[start]

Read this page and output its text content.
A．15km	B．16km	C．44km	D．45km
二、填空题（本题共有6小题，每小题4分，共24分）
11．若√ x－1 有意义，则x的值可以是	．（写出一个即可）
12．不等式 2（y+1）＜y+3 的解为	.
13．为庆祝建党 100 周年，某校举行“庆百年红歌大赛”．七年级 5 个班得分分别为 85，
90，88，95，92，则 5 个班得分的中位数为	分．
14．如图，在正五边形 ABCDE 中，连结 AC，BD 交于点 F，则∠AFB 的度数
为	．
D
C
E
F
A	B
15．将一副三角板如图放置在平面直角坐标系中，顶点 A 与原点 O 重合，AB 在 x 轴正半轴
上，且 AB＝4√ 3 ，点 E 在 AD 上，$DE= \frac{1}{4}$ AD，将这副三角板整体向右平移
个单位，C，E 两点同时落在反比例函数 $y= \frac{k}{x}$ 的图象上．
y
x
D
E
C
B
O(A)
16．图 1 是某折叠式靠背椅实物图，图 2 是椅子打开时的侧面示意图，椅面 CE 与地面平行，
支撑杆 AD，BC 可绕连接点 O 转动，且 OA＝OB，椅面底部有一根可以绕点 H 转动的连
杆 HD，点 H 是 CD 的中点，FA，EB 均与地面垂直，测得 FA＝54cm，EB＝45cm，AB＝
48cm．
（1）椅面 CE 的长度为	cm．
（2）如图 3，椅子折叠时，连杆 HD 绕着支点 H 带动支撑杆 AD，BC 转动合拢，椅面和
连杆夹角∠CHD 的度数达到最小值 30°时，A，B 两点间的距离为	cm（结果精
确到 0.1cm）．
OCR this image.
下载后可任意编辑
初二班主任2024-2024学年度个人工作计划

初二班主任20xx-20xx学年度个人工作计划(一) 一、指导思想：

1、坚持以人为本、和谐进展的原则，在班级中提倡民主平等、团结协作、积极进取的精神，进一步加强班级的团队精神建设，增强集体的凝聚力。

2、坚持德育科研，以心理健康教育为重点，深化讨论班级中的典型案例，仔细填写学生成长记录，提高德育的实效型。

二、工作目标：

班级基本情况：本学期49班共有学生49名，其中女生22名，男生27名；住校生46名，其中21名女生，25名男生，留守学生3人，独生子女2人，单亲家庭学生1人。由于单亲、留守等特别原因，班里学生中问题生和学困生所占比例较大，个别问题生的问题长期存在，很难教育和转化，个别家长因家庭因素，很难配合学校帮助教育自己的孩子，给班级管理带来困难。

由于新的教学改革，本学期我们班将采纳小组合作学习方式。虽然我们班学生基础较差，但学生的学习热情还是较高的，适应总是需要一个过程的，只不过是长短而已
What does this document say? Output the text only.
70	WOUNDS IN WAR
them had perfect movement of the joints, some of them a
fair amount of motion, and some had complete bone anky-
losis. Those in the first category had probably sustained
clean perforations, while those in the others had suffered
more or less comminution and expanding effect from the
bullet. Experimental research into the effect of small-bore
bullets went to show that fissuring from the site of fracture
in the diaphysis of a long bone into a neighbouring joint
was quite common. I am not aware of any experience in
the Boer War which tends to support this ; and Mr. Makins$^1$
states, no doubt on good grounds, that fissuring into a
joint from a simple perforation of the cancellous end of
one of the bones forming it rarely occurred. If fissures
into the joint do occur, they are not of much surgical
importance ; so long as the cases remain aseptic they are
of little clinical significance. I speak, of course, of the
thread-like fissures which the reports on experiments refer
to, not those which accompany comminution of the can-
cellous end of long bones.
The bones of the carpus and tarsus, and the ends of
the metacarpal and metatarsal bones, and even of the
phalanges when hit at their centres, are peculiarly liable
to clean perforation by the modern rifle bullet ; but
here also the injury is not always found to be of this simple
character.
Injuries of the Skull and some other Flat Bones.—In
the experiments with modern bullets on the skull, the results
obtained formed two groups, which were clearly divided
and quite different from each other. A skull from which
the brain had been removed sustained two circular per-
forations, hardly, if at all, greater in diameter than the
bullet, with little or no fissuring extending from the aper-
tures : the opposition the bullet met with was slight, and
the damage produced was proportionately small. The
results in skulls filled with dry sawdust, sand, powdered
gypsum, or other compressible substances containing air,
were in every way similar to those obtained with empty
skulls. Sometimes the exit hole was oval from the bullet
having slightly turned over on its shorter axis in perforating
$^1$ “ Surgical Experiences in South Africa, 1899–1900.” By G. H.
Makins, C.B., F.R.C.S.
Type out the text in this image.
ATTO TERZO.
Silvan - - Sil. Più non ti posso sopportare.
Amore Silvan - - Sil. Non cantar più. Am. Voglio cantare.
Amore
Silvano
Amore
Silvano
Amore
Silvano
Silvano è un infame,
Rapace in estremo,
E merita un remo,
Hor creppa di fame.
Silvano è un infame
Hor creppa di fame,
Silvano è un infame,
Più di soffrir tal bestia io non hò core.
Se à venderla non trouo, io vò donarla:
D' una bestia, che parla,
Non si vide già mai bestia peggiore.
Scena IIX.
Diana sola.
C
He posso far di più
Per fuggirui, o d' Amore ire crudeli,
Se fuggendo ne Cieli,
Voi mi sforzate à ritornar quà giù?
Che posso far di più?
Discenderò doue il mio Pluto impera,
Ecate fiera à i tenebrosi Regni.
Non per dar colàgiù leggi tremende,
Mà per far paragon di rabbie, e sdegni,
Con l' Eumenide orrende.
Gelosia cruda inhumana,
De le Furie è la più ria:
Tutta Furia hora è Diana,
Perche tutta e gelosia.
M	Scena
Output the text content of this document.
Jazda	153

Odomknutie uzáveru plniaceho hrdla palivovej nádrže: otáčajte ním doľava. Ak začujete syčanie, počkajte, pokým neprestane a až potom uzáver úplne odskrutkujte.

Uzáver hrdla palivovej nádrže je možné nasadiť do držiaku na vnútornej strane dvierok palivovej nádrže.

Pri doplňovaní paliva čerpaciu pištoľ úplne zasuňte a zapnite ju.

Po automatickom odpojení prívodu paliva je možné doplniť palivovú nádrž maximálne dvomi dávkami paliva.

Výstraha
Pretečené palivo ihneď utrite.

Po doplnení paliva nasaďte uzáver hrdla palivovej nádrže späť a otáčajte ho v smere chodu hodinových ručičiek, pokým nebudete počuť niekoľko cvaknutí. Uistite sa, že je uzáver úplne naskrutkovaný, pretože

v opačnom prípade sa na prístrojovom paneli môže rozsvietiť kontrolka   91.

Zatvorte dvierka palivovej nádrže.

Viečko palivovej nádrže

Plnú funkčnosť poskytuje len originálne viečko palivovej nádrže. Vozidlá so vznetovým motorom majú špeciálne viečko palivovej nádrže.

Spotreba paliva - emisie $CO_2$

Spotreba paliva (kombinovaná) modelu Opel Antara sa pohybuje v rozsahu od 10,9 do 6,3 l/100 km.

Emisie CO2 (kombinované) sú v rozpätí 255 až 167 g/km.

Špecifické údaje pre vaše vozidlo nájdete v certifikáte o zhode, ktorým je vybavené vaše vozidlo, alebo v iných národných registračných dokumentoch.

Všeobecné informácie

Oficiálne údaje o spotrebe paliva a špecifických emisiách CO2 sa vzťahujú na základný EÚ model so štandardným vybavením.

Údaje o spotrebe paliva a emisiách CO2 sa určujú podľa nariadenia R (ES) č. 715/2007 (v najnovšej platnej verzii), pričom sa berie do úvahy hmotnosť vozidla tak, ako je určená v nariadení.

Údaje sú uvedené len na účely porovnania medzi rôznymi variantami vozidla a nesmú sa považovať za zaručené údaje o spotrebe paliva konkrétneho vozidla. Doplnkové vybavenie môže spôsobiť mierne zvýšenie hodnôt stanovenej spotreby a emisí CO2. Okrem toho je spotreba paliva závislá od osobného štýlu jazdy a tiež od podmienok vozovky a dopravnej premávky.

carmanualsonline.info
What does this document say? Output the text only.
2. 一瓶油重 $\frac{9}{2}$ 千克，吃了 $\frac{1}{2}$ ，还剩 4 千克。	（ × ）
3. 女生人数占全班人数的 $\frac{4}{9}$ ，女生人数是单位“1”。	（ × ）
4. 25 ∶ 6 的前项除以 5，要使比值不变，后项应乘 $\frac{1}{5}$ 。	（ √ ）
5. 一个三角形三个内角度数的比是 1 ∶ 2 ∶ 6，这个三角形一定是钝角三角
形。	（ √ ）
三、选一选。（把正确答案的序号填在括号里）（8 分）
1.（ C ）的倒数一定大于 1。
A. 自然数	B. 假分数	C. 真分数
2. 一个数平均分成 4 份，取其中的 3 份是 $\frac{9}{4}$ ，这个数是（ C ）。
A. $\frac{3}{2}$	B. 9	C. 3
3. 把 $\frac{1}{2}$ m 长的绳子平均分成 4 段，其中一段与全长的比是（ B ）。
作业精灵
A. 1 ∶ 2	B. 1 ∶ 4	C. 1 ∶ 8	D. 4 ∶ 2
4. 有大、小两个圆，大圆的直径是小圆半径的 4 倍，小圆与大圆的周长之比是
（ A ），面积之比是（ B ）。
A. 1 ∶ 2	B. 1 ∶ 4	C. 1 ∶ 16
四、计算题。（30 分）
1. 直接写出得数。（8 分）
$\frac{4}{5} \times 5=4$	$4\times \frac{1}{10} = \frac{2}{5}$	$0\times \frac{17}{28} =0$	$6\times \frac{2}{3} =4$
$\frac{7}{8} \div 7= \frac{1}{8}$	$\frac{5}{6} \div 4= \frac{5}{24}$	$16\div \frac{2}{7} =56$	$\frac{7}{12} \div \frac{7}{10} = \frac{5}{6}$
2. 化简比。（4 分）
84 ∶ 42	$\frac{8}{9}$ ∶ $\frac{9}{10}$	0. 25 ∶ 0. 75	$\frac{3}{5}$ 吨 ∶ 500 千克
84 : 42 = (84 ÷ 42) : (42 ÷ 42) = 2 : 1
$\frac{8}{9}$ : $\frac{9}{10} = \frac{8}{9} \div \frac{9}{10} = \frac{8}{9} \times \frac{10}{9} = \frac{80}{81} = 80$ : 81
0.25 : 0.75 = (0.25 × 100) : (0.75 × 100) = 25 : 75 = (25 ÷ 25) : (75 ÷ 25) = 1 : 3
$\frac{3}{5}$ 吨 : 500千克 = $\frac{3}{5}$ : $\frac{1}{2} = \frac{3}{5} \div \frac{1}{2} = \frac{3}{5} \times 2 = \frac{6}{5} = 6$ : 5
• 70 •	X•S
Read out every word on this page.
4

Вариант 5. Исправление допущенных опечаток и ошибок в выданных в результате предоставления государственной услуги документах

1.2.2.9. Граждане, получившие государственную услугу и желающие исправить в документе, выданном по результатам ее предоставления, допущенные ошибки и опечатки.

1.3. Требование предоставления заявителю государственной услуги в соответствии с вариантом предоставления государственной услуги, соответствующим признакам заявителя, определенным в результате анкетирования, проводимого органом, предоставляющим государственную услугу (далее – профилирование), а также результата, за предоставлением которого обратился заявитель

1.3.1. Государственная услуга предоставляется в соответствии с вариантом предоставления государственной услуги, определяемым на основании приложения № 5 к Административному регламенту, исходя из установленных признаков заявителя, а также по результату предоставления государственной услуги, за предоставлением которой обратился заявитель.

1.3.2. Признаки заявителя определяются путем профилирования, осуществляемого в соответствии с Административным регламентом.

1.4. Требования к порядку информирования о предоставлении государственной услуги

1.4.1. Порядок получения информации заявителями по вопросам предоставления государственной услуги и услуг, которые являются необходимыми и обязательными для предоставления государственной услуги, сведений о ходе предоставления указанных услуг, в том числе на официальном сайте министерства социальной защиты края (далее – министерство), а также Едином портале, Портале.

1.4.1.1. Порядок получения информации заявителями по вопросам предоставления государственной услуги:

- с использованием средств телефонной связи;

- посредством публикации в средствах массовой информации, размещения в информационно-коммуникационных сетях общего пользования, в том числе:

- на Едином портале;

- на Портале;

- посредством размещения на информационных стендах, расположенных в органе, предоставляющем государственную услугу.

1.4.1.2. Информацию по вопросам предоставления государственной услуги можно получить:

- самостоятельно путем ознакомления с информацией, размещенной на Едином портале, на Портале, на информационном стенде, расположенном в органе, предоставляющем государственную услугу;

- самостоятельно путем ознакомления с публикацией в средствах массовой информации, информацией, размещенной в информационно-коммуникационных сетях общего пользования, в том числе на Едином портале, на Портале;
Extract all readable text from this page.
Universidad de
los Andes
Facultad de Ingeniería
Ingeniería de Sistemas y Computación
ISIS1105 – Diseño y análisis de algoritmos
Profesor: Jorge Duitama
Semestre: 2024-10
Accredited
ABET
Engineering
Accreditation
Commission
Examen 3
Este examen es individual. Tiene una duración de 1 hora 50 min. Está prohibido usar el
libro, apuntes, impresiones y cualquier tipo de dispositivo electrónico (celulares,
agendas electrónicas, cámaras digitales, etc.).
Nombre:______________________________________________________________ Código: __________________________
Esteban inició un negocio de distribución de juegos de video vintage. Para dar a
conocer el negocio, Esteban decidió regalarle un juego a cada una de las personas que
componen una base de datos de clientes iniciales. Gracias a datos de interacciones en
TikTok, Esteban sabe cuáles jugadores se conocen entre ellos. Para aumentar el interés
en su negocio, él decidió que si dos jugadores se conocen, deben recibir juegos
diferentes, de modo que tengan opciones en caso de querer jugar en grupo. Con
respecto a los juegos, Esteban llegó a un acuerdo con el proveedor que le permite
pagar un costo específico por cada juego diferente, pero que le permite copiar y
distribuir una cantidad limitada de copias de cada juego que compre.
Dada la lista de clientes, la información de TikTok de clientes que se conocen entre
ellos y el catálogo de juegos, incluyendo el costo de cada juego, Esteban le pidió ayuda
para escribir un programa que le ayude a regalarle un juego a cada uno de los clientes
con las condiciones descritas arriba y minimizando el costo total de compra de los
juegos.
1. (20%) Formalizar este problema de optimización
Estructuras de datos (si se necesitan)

[end]

## PROMPT
Copy each line in the data that holds the word "пользования".

## TASK SOLUTION
- посредством публикации в средствах массовой информации, размещения в информационно-коммуникационных сетях общего пользования, в том числе:
- самостоятельно путем ознакомления с публикацией в средствах массовой информации, информацией, размещенной в информационно-коммуникационных сетях общего пользования, в том числе на Едином портале, на Портале;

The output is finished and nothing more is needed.